• _WHAT THE EXERCISE ASKS_
Transcribe all the entries word for word, skipping the pictures.

• _RECORD EXTRACTS_
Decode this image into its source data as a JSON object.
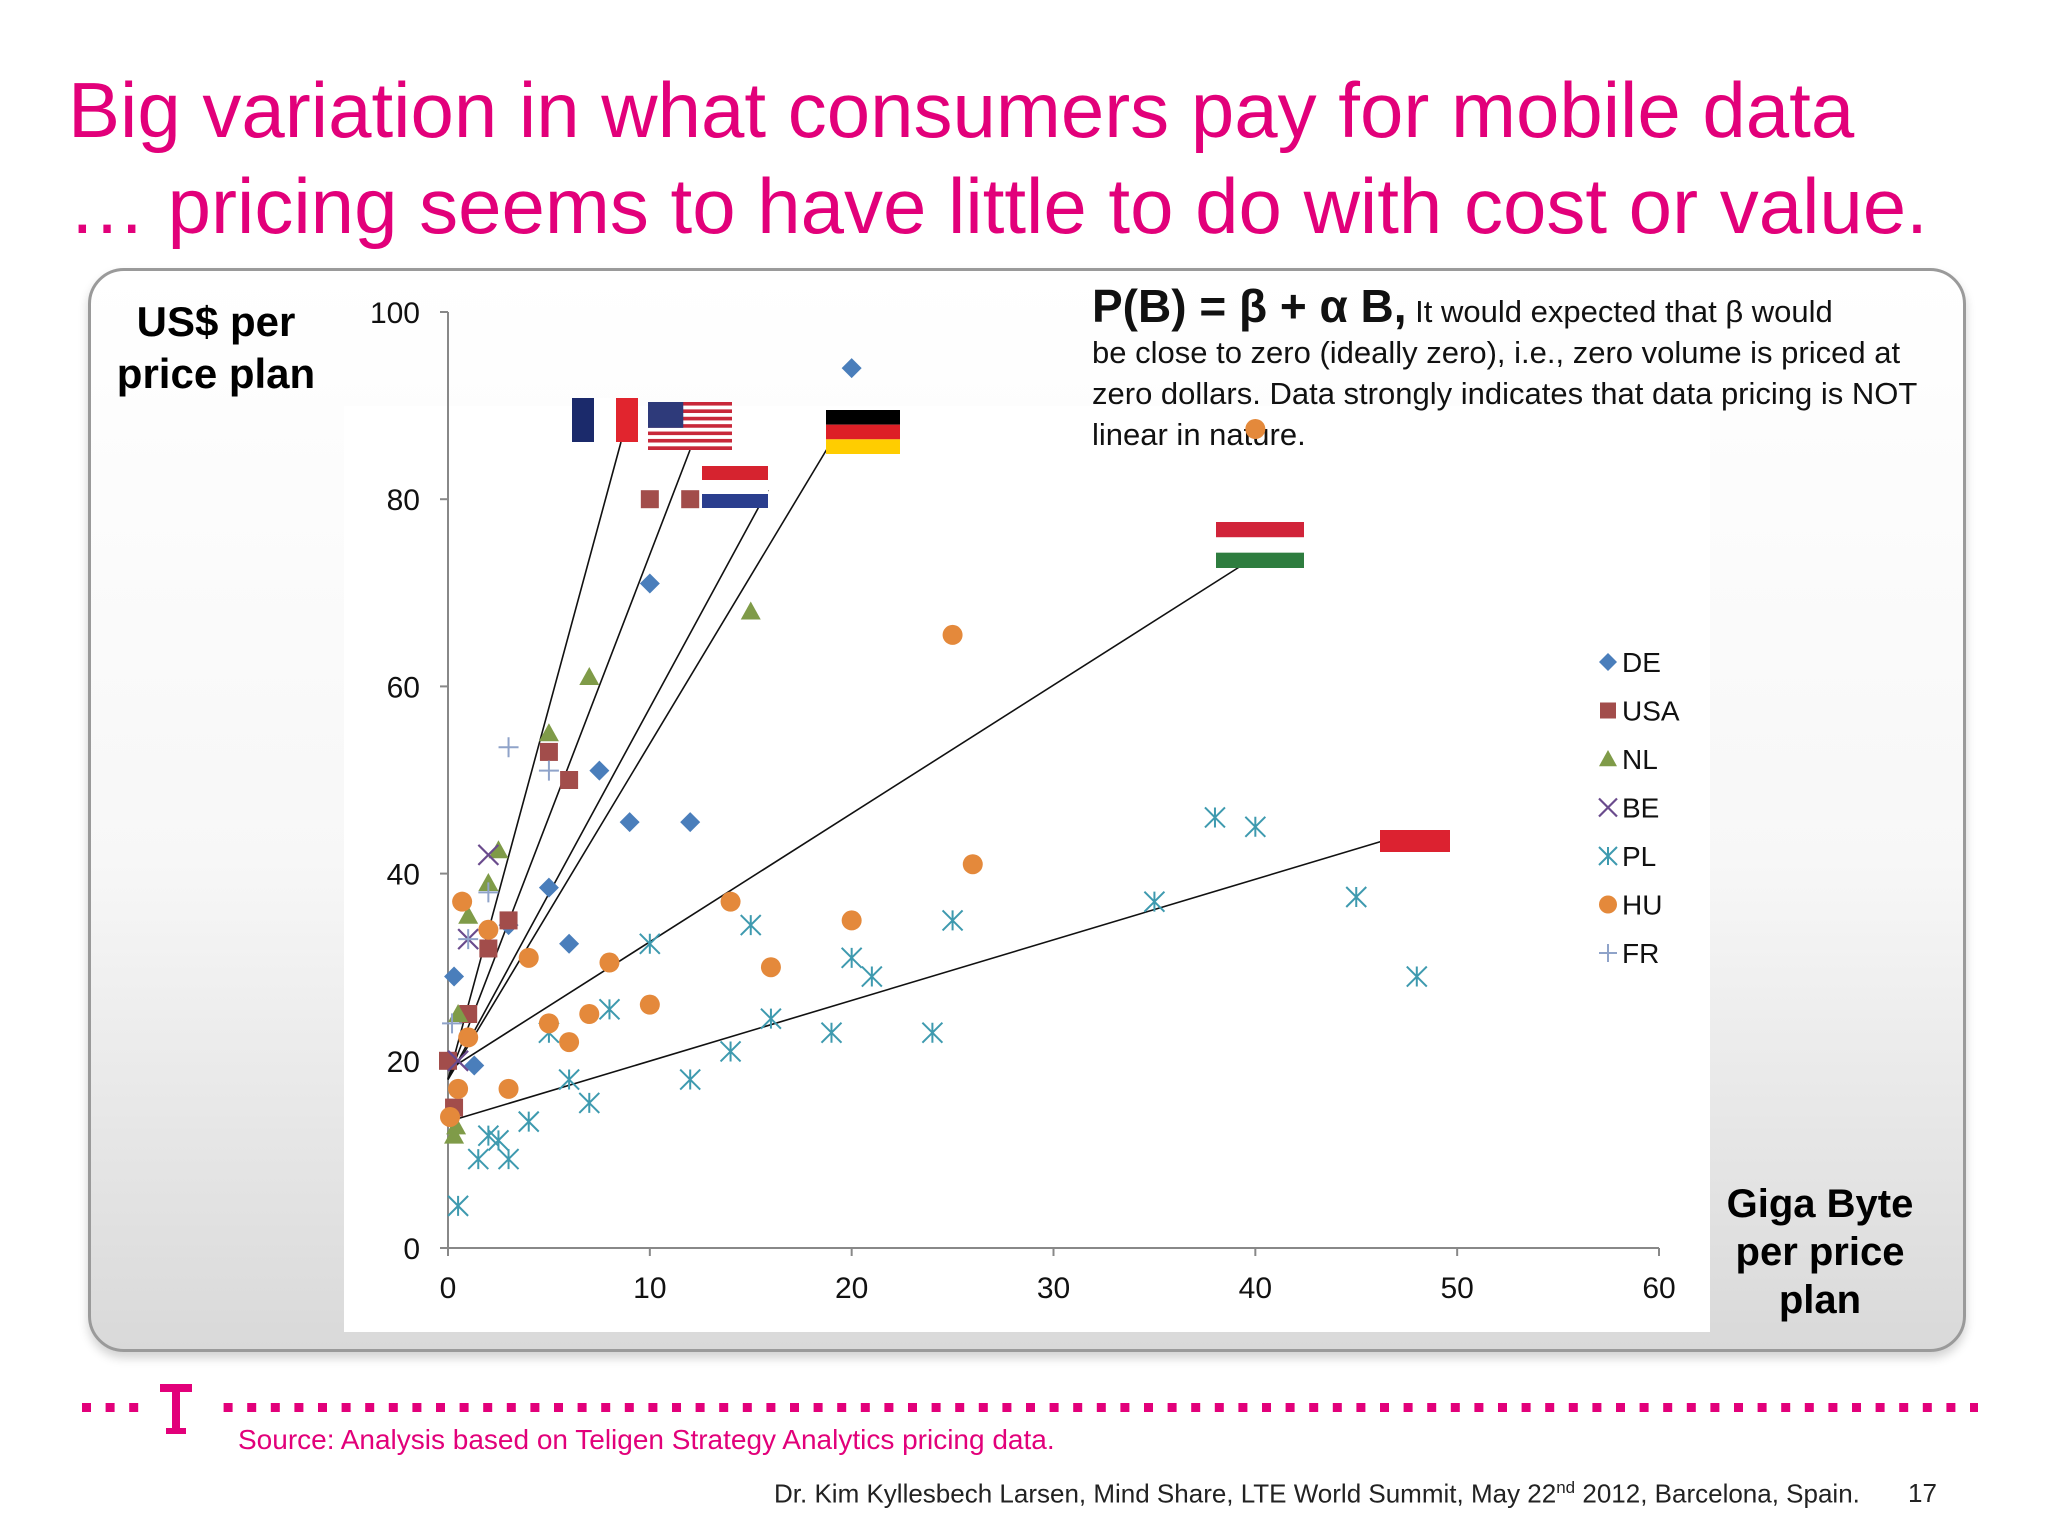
{
  "slide": {
    "title_line1": "Big variation in what consumers pay for mobile data",
    "title_line2": "… pricing seems to have little to do with cost or value.",
    "source": "Source: Analysis based on Teligen Strategy Analytics pricing data.",
    "footer": "Dr. Kim Kyllesbech Larsen, Mind Share, LTE World Summit, May 22",
    "footer_sup": "nd",
    "footer_tail": " 2012, Barcelona, Spain.",
    "page_number": "17",
    "brand_color": "#e2007a"
  },
  "annotation": {
    "formula": "P(B) = β + α B,",
    "text_first": " It would expected that β would",
    "text_rest": "be close to zero (ideally zero), i.e., zero volume is priced at zero dollars. Data strongly indicates that data pricing is NOT linear in nature."
  },
  "chart_data": {
    "type": "scatter",
    "ylabel": "US$ per price plan",
    "xlabel": "Giga Byte per price plan",
    "xlim": [
      0,
      60
    ],
    "ylim": [
      0,
      100
    ],
    "xticks": [
      "0",
      "10",
      "20",
      "30",
      "40",
      "50",
      "60"
    ],
    "yticks": [
      "0",
      "20",
      "40",
      "60",
      "80",
      "100"
    ],
    "legend_position": "right",
    "series": [
      {
        "name": "DE",
        "marker": "diamond",
        "color": "#4a7ebb",
        "points": [
          [
            0.3,
            29
          ],
          [
            1.3,
            19.5
          ],
          [
            3,
            34.5
          ],
          [
            5,
            38.5
          ],
          [
            6,
            32.5
          ],
          [
            7.5,
            51
          ],
          [
            9,
            45.5
          ],
          [
            10,
            71
          ],
          [
            12,
            45.5
          ],
          [
            20,
            94
          ]
        ]
      },
      {
        "name": "USA",
        "marker": "square",
        "color": "#a24d4b",
        "points": [
          [
            0,
            20
          ],
          [
            0.3,
            15
          ],
          [
            1,
            25
          ],
          [
            2,
            32
          ],
          [
            3,
            35
          ],
          [
            5,
            53
          ],
          [
            6,
            50
          ],
          [
            10,
            80
          ],
          [
            12,
            80
          ]
        ]
      },
      {
        "name": "NL",
        "marker": "triangle",
        "color": "#7f9b48",
        "points": [
          [
            0.3,
            12
          ],
          [
            0.4,
            13
          ],
          [
            0.5,
            25
          ],
          [
            1,
            35.5
          ],
          [
            2,
            39
          ],
          [
            2.5,
            42.5
          ],
          [
            5,
            55
          ],
          [
            7,
            61
          ],
          [
            15,
            68
          ]
        ]
      },
      {
        "name": "BE",
        "marker": "x",
        "color": "#6a4b8d",
        "points": [
          [
            0.5,
            20
          ],
          [
            1,
            33
          ],
          [
            2,
            42
          ]
        ]
      },
      {
        "name": "PL",
        "marker": "asterisk",
        "color": "#3e9aaf",
        "points": [
          [
            0.5,
            4.5
          ],
          [
            1.5,
            9.5
          ],
          [
            2,
            12
          ],
          [
            2.5,
            11.5
          ],
          [
            3,
            9.5
          ],
          [
            4,
            13.5
          ],
          [
            5,
            23
          ],
          [
            6,
            18
          ],
          [
            7,
            15.5
          ],
          [
            8,
            25.5
          ],
          [
            10,
            32.5
          ],
          [
            12,
            18
          ],
          [
            14,
            21
          ],
          [
            15,
            34.5
          ],
          [
            16,
            24.5
          ],
          [
            19,
            23
          ],
          [
            20,
            31
          ],
          [
            21,
            29
          ],
          [
            24,
            23
          ],
          [
            25,
            35
          ],
          [
            35,
            37
          ],
          [
            38,
            46
          ],
          [
            40,
            45
          ],
          [
            45,
            37.5
          ],
          [
            48,
            29
          ]
        ]
      },
      {
        "name": "HU",
        "marker": "circle",
        "color": "#e4893b",
        "points": [
          [
            0.1,
            14
          ],
          [
            0.5,
            17
          ],
          [
            0.7,
            37
          ],
          [
            1,
            22.5
          ],
          [
            2,
            34
          ],
          [
            3,
            17
          ],
          [
            4,
            31
          ],
          [
            5,
            24
          ],
          [
            6,
            22
          ],
          [
            7,
            25
          ],
          [
            8,
            30.5
          ],
          [
            10,
            26
          ],
          [
            14,
            37
          ],
          [
            16,
            30
          ],
          [
            20,
            35
          ],
          [
            25,
            65.5
          ],
          [
            26,
            41
          ],
          [
            40,
            87.5
          ]
        ]
      },
      {
        "name": "FR",
        "marker": "plus",
        "color": "#8fa3c9",
        "points": [
          [
            0.2,
            24
          ],
          [
            1,
            33
          ],
          [
            2,
            38
          ],
          [
            3,
            53.5
          ],
          [
            5,
            51
          ]
        ]
      }
    ],
    "trend_lines": [
      {
        "from": [
          0,
          18
        ],
        "to_label": "France flag"
      },
      {
        "from": [
          0,
          18
        ],
        "to_label": "USA flag"
      },
      {
        "from": [
          0,
          18
        ],
        "to_label": "Germany flag"
      },
      {
        "from": [
          0,
          18
        ],
        "to_label": "Netherlands flag"
      },
      {
        "from": [
          0,
          19
        ],
        "to_label": "Hungary flag"
      },
      {
        "from": [
          0,
          13.5
        ],
        "to_label": "Poland flag"
      }
    ],
    "flags": [
      {
        "name": "france-flag",
        "country": "FR"
      },
      {
        "name": "usa-flag",
        "country": "USA"
      },
      {
        "name": "germany-flag",
        "country": "DE"
      },
      {
        "name": "netherlands-flag",
        "country": "NL"
      },
      {
        "name": "hungary-flag",
        "country": "HU"
      },
      {
        "name": "poland-flag",
        "country": "PL"
      }
    ]
  }
}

• _COMPLETE ANSWER_
Decode this image into its source data as a JSON object.
{
  "slide": {
    "title_line1": "Big variation in what consumers pay for mobile data",
    "title_line2": "… pricing seems to have little to do with cost or value.",
    "source": "Source: Analysis based on Teligen Strategy Analytics pricing data.",
    "footer": "Dr. Kim Kyllesbech Larsen, Mind Share, LTE World Summit, May 22",
    "footer_sup": "nd",
    "footer_tail": " 2012, Barcelona, Spain.",
    "page_number": "17",
    "brand_color": "#e2007a"
  },
  "annotation": {
    "formula": "P(B) = β + α B,",
    "text_first": " It would expected that β would",
    "text_rest": "be close to zero (ideally zero), i.e., zero volume is priced at zero dollars. Data strongly indicates that data pricing is NOT linear in nature."
  },
  "chart_data": {
    "type": "scatter",
    "ylabel": "US$ per price plan",
    "xlabel": "Giga Byte per price plan",
    "xlim": [
      0,
      60
    ],
    "ylim": [
      0,
      100
    ],
    "xticks": [
      "0",
      "10",
      "20",
      "30",
      "40",
      "50",
      "60"
    ],
    "yticks": [
      "0",
      "20",
      "40",
      "60",
      "80",
      "100"
    ],
    "legend_position": "right",
    "series": [
      {
        "name": "DE",
        "marker": "diamond",
        "color": "#4a7ebb",
        "points": [
          [
            0.3,
            29
          ],
          [
            1.3,
            19.5
          ],
          [
            3,
            34.5
          ],
          [
            5,
            38.5
          ],
          [
            6,
            32.5
          ],
          [
            7.5,
            51
          ],
          [
            9,
            45.5
          ],
          [
            10,
            71
          ],
          [
            12,
            45.5
          ],
          [
            20,
            94
          ]
        ]
      },
      {
        "name": "USA",
        "marker": "square",
        "color": "#a24d4b",
        "points": [
          [
            0,
            20
          ],
          [
            0.3,
            15
          ],
          [
            1,
            25
          ],
          [
            2,
            32
          ],
          [
            3,
            35
          ],
          [
            5,
            53
          ],
          [
            6,
            50
          ],
          [
            10,
            80
          ],
          [
            12,
            80
          ]
        ]
      },
      {
        "name": "NL",
        "marker": "triangle",
        "color": "#7f9b48",
        "points": [
          [
            0.3,
            12
          ],
          [
            0.4,
            13
          ],
          [
            0.5,
            25
          ],
          [
            1,
            35.5
          ],
          [
            2,
            39
          ],
          [
            2.5,
            42.5
          ],
          [
            5,
            55
          ],
          [
            7,
            61
          ],
          [
            15,
            68
          ]
        ]
      },
      {
        "name": "BE",
        "marker": "x",
        "color": "#6a4b8d",
        "points": [
          [
            0.5,
            20
          ],
          [
            1,
            33
          ],
          [
            2,
            42
          ]
        ]
      },
      {
        "name": "PL",
        "marker": "asterisk",
        "color": "#3e9aaf",
        "points": [
          [
            0.5,
            4.5
          ],
          [
            1.5,
            9.5
          ],
          [
            2,
            12
          ],
          [
            2.5,
            11.5
          ],
          [
            3,
            9.5
          ],
          [
            4,
            13.5
          ],
          [
            5,
            23
          ],
          [
            6,
            18
          ],
          [
            7,
            15.5
          ],
          [
            8,
            25.5
          ],
          [
            10,
            32.5
          ],
          [
            12,
            18
          ],
          [
            14,
            21
          ],
          [
            15,
            34.5
          ],
          [
            16,
            24.5
          ],
          [
            19,
            23
          ],
          [
            20,
            31
          ],
          [
            21,
            29
          ],
          [
            24,
            23
          ],
          [
            25,
            35
          ],
          [
            35,
            37
          ],
          [
            38,
            46
          ],
          [
            40,
            45
          ],
          [
            45,
            37.5
          ],
          [
            48,
            29
          ]
        ]
      },
      {
        "name": "HU",
        "marker": "circle",
        "color": "#e4893b",
        "points": [
          [
            0.1,
            14
          ],
          [
            0.5,
            17
          ],
          [
            0.7,
            37
          ],
          [
            1,
            22.5
          ],
          [
            2,
            34
          ],
          [
            3,
            17
          ],
          [
            4,
            31
          ],
          [
            5,
            24
          ],
          [
            6,
            22
          ],
          [
            7,
            25
          ],
          [
            8,
            30.5
          ],
          [
            10,
            26
          ],
          [
            14,
            37
          ],
          [
            16,
            30
          ],
          [
            20,
            35
          ],
          [
            25,
            65.5
          ],
          [
            26,
            41
          ],
          [
            40,
            87.5
          ]
        ]
      },
      {
        "name": "FR",
        "marker": "plus",
        "color": "#8fa3c9",
        "points": [
          [
            0.2,
            24
          ],
          [
            1,
            33
          ],
          [
            2,
            38
          ],
          [
            3,
            53.5
          ],
          [
            5,
            51
          ]
        ]
      }
    ],
    "trend_lines": [
      {
        "from": [
          0,
          18
        ],
        "to_label": "France flag"
      },
      {
        "from": [
          0,
          18
        ],
        "to_label": "USA flag"
      },
      {
        "from": [
          0,
          18
        ],
        "to_label": "Germany flag"
      },
      {
        "from": [
          0,
          18
        ],
        "to_label": "Netherlands flag"
      },
      {
        "from": [
          0,
          19
        ],
        "to_label": "Hungary flag"
      },
      {
        "from": [
          0,
          13.5
        ],
        "to_label": "Poland flag"
      }
    ],
    "flags": [
      {
        "name": "france-flag",
        "country": "FR"
      },
      {
        "name": "usa-flag",
        "country": "USA"
      },
      {
        "name": "germany-flag",
        "country": "DE"
      },
      {
        "name": "netherlands-flag",
        "country": "NL"
      },
      {
        "name": "hungary-flag",
        "country": "HU"
      },
      {
        "name": "poland-flag",
        "country": "PL"
      }
    ]
  }
}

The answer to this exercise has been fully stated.